STATED EXERCISE —
Please write the listing below out again exactly, leaving every picture behind.
** start of DATA RECORDS **
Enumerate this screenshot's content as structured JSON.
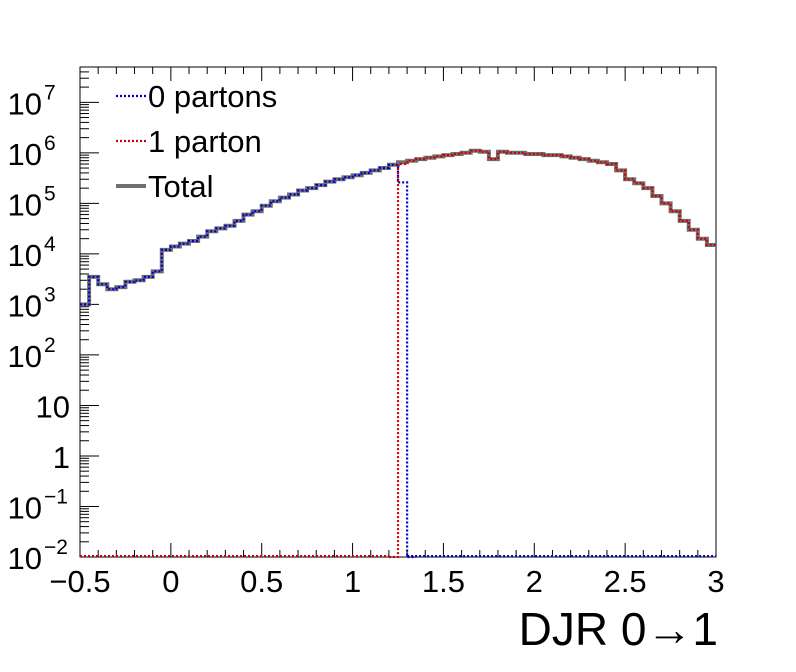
{
  "chart_data": {
    "type": "line",
    "xlabel": "DJR 0→1",
    "ylabel": "",
    "title": "",
    "xlim": [
      -0.5,
      3.0
    ],
    "ylim": [
      0.01,
      50000000
    ],
    "y_scale": "log",
    "grid": false,
    "legend_position": "top-left",
    "x_ticks": [
      {
        "value": -0.5,
        "label": "−0.5"
      },
      {
        "value": 0,
        "label": "0"
      },
      {
        "value": 0.5,
        "label": "0.5"
      },
      {
        "value": 1,
        "label": "1"
      },
      {
        "value": 1.5,
        "label": "1.5"
      },
      {
        "value": 2,
        "label": "2"
      },
      {
        "value": 2.5,
        "label": "2.5"
      },
      {
        "value": 3,
        "label": "3"
      }
    ],
    "y_ticks": [
      {
        "value": 0.01,
        "base": "10",
        "exp": "−2"
      },
      {
        "value": 0.1,
        "base": "10",
        "exp": "−1"
      },
      {
        "value": 1,
        "base": "1",
        "exp": ""
      },
      {
        "value": 10,
        "base": "10",
        "exp": ""
      },
      {
        "value": 100,
        "base": "10",
        "exp": "2"
      },
      {
        "value": 1000,
        "base": "10",
        "exp": "3"
      },
      {
        "value": 10000,
        "base": "10",
        "exp": "4"
      },
      {
        "value": 100000,
        "base": "10",
        "exp": "5"
      },
      {
        "value": 1000000,
        "base": "10",
        "exp": "6"
      },
      {
        "value": 10000000,
        "base": "10",
        "exp": "7"
      }
    ],
    "series": [
      {
        "name": "0 partons",
        "color": "#0000cc",
        "style": "dotted",
        "x": [
          -0.5,
          -0.45,
          -0.4,
          -0.35,
          -0.3,
          -0.25,
          -0.2,
          -0.15,
          -0.1,
          -0.05,
          0.0,
          0.05,
          0.1,
          0.15,
          0.2,
          0.25,
          0.3,
          0.35,
          0.4,
          0.45,
          0.5,
          0.55,
          0.6,
          0.65,
          0.7,
          0.75,
          0.8,
          0.85,
          0.9,
          0.95,
          1.0,
          1.05,
          1.1,
          1.15,
          1.2,
          1.25,
          1.3
        ],
        "values": [
          1000,
          3500,
          2500,
          2000,
          2200,
          2800,
          3000,
          3500,
          4500,
          12000,
          14000,
          16000,
          18000,
          22000,
          28000,
          32000,
          36000,
          45000,
          60000,
          70000,
          90000,
          110000,
          130000,
          150000,
          180000,
          200000,
          230000,
          270000,
          300000,
          330000,
          360000,
          400000,
          450000,
          500000,
          580000,
          260000,
          0.01
        ]
      },
      {
        "name": "1 parton",
        "color": "#cc0000",
        "style": "dotted",
        "x": [
          1.2,
          1.25,
          1.3,
          1.35,
          1.4,
          1.45,
          1.5,
          1.55,
          1.6,
          1.65,
          1.7,
          1.75,
          1.8,
          1.85,
          1.9,
          1.95,
          2.0,
          2.05,
          2.1,
          2.15,
          2.2,
          2.25,
          2.3,
          2.35,
          2.4,
          2.45,
          2.5,
          2.55,
          2.6,
          2.65,
          2.7,
          2.75,
          2.8,
          2.85,
          2.9,
          2.95,
          3.0
        ],
        "values": [
          0.01,
          600000,
          700000,
          750000,
          800000,
          850000,
          900000,
          950000,
          1000000,
          1100000,
          1050000,
          750000,
          1050000,
          1000000,
          1000000,
          950000,
          950000,
          900000,
          900000,
          850000,
          800000,
          750000,
          700000,
          650000,
          600000,
          450000,
          300000,
          250000,
          200000,
          140000,
          100000,
          70000,
          45000,
          30000,
          20000,
          15000,
          15000
        ]
      },
      {
        "name": "Total",
        "color": "#707070",
        "style": "solid",
        "x": [
          -0.5,
          -0.45,
          -0.4,
          -0.35,
          -0.3,
          -0.25,
          -0.2,
          -0.15,
          -0.1,
          -0.05,
          0.0,
          0.05,
          0.1,
          0.15,
          0.2,
          0.25,
          0.3,
          0.35,
          0.4,
          0.45,
          0.5,
          0.55,
          0.6,
          0.65,
          0.7,
          0.75,
          0.8,
          0.85,
          0.9,
          0.95,
          1.0,
          1.05,
          1.1,
          1.15,
          1.2,
          1.25,
          1.3,
          1.35,
          1.4,
          1.45,
          1.5,
          1.55,
          1.6,
          1.65,
          1.7,
          1.75,
          1.8,
          1.85,
          1.9,
          1.95,
          2.0,
          2.05,
          2.1,
          2.15,
          2.2,
          2.25,
          2.3,
          2.35,
          2.4,
          2.45,
          2.5,
          2.55,
          2.6,
          2.65,
          2.7,
          2.75,
          2.8,
          2.85,
          2.9,
          2.95,
          3.0
        ],
        "values": [
          1000,
          3500,
          2500,
          2000,
          2200,
          2800,
          3000,
          3500,
          4500,
          12000,
          14000,
          16000,
          18000,
          22000,
          28000,
          32000,
          36000,
          45000,
          60000,
          70000,
          90000,
          110000,
          130000,
          150000,
          180000,
          200000,
          230000,
          270000,
          300000,
          330000,
          360000,
          400000,
          450000,
          500000,
          580000,
          650000,
          700000,
          750000,
          800000,
          850000,
          900000,
          950000,
          1000000,
          1100000,
          1050000,
          750000,
          1050000,
          1000000,
          1000000,
          950000,
          950000,
          900000,
          900000,
          850000,
          800000,
          750000,
          700000,
          650000,
          600000,
          450000,
          300000,
          250000,
          200000,
          140000,
          100000,
          70000,
          45000,
          30000,
          20000,
          15000,
          15000
        ]
      }
    ]
  }
}
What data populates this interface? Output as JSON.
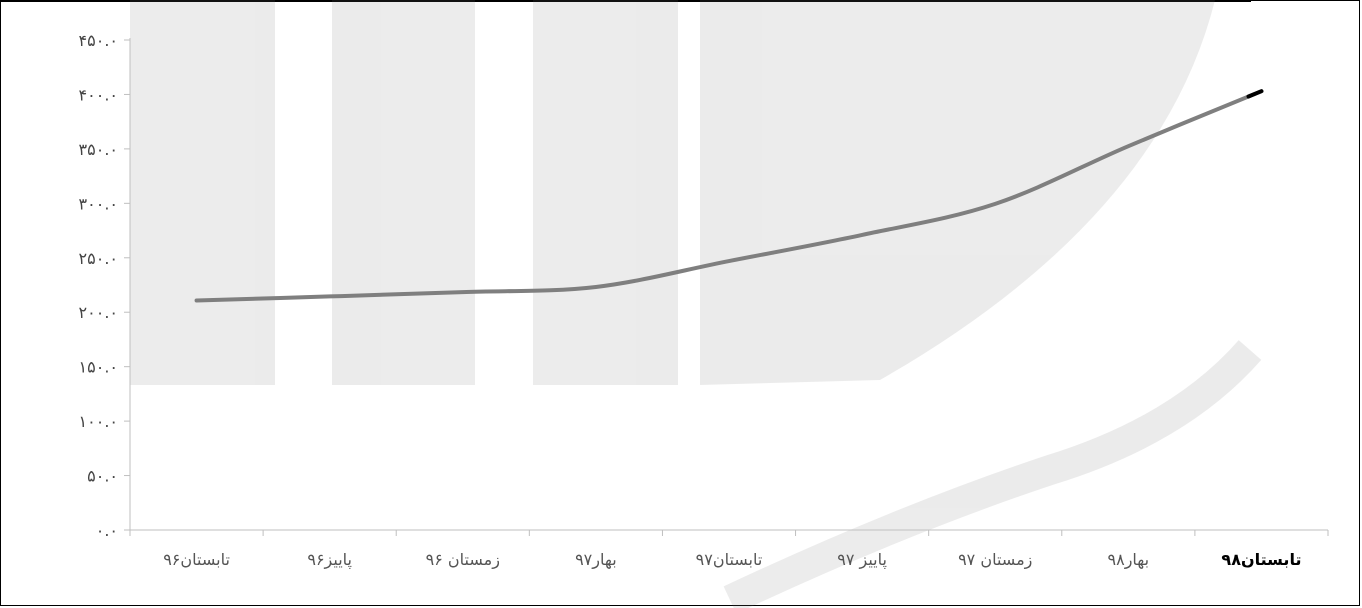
{
  "chart_data": {
    "type": "line",
    "categories": [
      "تابستان۹۶",
      "پاییز۹۶",
      "زمستان ۹۶",
      "بهار۹۷",
      "تابستان۹۷",
      "پاییز ۹۷",
      "زمستان ۹۷",
      "بهار۹۸",
      "تابستان۹۸"
    ],
    "series": [
      {
        "values": [
          210.8,
          214.5,
          218.5,
          223.2,
          247.0,
          271.0,
          299.5,
          352.5,
          403.0
        ]
      }
    ],
    "y_ticks": [
      "۰.۰",
      "۵۰.۰",
      "۱۰۰.۰",
      "۱۵۰.۰",
      "۲۰۰.۰",
      "۲۵۰.۰",
      "۳۰۰.۰",
      "۳۵۰.۰",
      "۴۰۰.۰",
      "۴۵۰.۰"
    ],
    "ylim": [
      0,
      450
    ],
    "grid": false,
    "line_color": "#7f7f7f",
    "end_color": "#000000",
    "bold_last_label": true
  }
}
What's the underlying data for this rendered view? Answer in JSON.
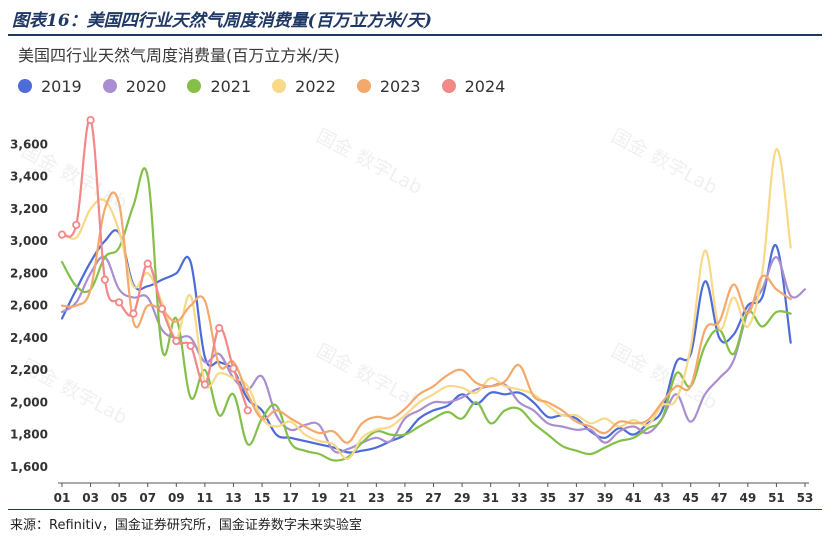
** end of DATA RECORDS **
SOLUTION TO THE PROBLEM —
Enumerate this screenshot's content as structured JSON.
{
  "chart_data": {
    "type": "line",
    "xlabel": "DJR 0→1",
    "ylabel": "",
    "title": "",
    "xlim": [
      -0.5,
      3.0
    ],
    "ylim": [
      0.01,
      50000000
    ],
    "y_scale": "log",
    "grid": false,
    "legend_position": "top-left",
    "x_ticks": [
      {
        "value": -0.5,
        "label": "−0.5"
      },
      {
        "value": 0,
        "label": "0"
      },
      {
        "value": 0.5,
        "label": "0.5"
      },
      {
        "value": 1,
        "label": "1"
      },
      {
        "value": 1.5,
        "label": "1.5"
      },
      {
        "value": 2,
        "label": "2"
      },
      {
        "value": 2.5,
        "label": "2.5"
      },
      {
        "value": 3,
        "label": "3"
      }
    ],
    "y_ticks": [
      {
        "value": 0.01,
        "base": "10",
        "exp": "−2"
      },
      {
        "value": 0.1,
        "base": "10",
        "exp": "−1"
      },
      {
        "value": 1,
        "base": "1",
        "exp": ""
      },
      {
        "value": 10,
        "base": "10",
        "exp": ""
      },
      {
        "value": 100,
        "base": "10",
        "exp": "2"
      },
      {
        "value": 1000,
        "base": "10",
        "exp": "3"
      },
      {
        "value": 10000,
        "base": "10",
        "exp": "4"
      },
      {
        "value": 100000,
        "base": "10",
        "exp": "5"
      },
      {
        "value": 1000000,
        "base": "10",
        "exp": "6"
      },
      {
        "value": 10000000,
        "base": "10",
        "exp": "7"
      }
    ],
    "series": [
      {
        "name": "0 partons",
        "color": "#0000cc",
        "style": "dotted",
        "x": [
          -0.5,
          -0.45,
          -0.4,
          -0.35,
          -0.3,
          -0.25,
          -0.2,
          -0.15,
          -0.1,
          -0.05,
          0.0,
          0.05,
          0.1,
          0.15,
          0.2,
          0.25,
          0.3,
          0.35,
          0.4,
          0.45,
          0.5,
          0.55,
          0.6,
          0.65,
          0.7,
          0.75,
          0.8,
          0.85,
          0.9,
          0.95,
          1.0,
          1.05,
          1.1,
          1.15,
          1.2,
          1.25,
          1.3
        ],
        "values": [
          1000,
          3500,
          2500,
          2000,
          2200,
          2800,
          3000,
          3500,
          4500,
          12000,
          14000,
          16000,
          18000,
          22000,
          28000,
          32000,
          36000,
          45000,
          60000,
          70000,
          90000,
          110000,
          130000,
          150000,
          180000,
          200000,
          230000,
          270000,
          300000,
          330000,
          360000,
          400000,
          450000,
          500000,
          580000,
          260000,
          0.01
        ]
      },
      {
        "name": "1 parton",
        "color": "#cc0000",
        "style": "dotted",
        "x": [
          1.2,
          1.25,
          1.3,
          1.35,
          1.4,
          1.45,
          1.5,
          1.55,
          1.6,
          1.65,
          1.7,
          1.75,
          1.8,
          1.85,
          1.9,
          1.95,
          2.0,
          2.05,
          2.1,
          2.15,
          2.2,
          2.25,
          2.3,
          2.35,
          2.4,
          2.45,
          2.5,
          2.55,
          2.6,
          2.65,
          2.7,
          2.75,
          2.8,
          2.85,
          2.9,
          2.95,
          3.0
        ],
        "values": [
          0.01,
          600000,
          700000,
          750000,
          800000,
          850000,
          900000,
          950000,
          1000000,
          1100000,
          1050000,
          750000,
          1050000,
          1000000,
          1000000,
          950000,
          950000,
          900000,
          900000,
          850000,
          800000,
          750000,
          700000,
          650000,
          600000,
          450000,
          300000,
          250000,
          200000,
          140000,
          100000,
          70000,
          45000,
          30000,
          20000,
          15000,
          15000
        ]
      },
      {
        "name": "Total",
        "color": "#707070",
        "style": "solid",
        "x": [
          -0.5,
          -0.45,
          -0.4,
          -0.35,
          -0.3,
          -0.25,
          -0.2,
          -0.15,
          -0.1,
          -0.05,
          0.0,
          0.05,
          0.1,
          0.15,
          0.2,
          0.25,
          0.3,
          0.35,
          0.4,
          0.45,
          0.5,
          0.55,
          0.6,
          0.65,
          0.7,
          0.75,
          0.8,
          0.85,
          0.9,
          0.95,
          1.0,
          1.05,
          1.1,
          1.15,
          1.2,
          1.25,
          1.3,
          1.35,
          1.4,
          1.45,
          1.5,
          1.55,
          1.6,
          1.65,
          1.7,
          1.75,
          1.8,
          1.85,
          1.9,
          1.95,
          2.0,
          2.05,
          2.1,
          2.15,
          2.2,
          2.25,
          2.3,
          2.35,
          2.4,
          2.45,
          2.5,
          2.55,
          2.6,
          2.65,
          2.7,
          2.75,
          2.8,
          2.85,
          2.9,
          2.95,
          3.0
        ],
        "values": [
          1000,
          3500,
          2500,
          2000,
          2200,
          2800,
          3000,
          3500,
          4500,
          12000,
          14000,
          16000,
          18000,
          22000,
          28000,
          32000,
          36000,
          45000,
          60000,
          70000,
          90000,
          110000,
          130000,
          150000,
          180000,
          200000,
          230000,
          270000,
          300000,
          330000,
          360000,
          400000,
          450000,
          500000,
          580000,
          650000,
          700000,
          750000,
          800000,
          850000,
          900000,
          950000,
          1000000,
          1100000,
          1050000,
          750000,
          1050000,
          1000000,
          1000000,
          950000,
          950000,
          900000,
          900000,
          850000,
          800000,
          750000,
          700000,
          650000,
          600000,
          450000,
          300000,
          250000,
          200000,
          140000,
          100000,
          70000,
          45000,
          30000,
          20000,
          15000,
          15000
        ]
      }
    ]
  }
}
What data populates this interface? Output as JSON.
{
  "chart_data": {
    "type": "line",
    "categories": [
      "تابستان۹۶",
      "پاییز۹۶",
      "زمستان ۹۶",
      "بهار۹۷",
      "تابستان۹۷",
      "پاییز ۹۷",
      "زمستان ۹۷",
      "بهار۹۸",
      "تابستان۹۸"
    ],
    "series": [
      {
        "values": [
          210.8,
          214.5,
          218.5,
          223.2,
          247.0,
          271.0,
          299.5,
          352.5,
          403.0
        ]
      }
    ],
    "y_ticks": [
      "۰.۰",
      "۵۰.۰",
      "۱۰۰.۰",
      "۱۵۰.۰",
      "۲۰۰.۰",
      "۲۵۰.۰",
      "۳۰۰.۰",
      "۳۵۰.۰",
      "۴۰۰.۰",
      "۴۵۰.۰"
    ],
    "ylim": [
      0,
      450
    ],
    "grid": false,
    "line_color": "#7f7f7f",
    "end_color": "#000000",
    "bold_last_label": true
  }
}
What's the underlying data for this rendered view? Answer in JSON.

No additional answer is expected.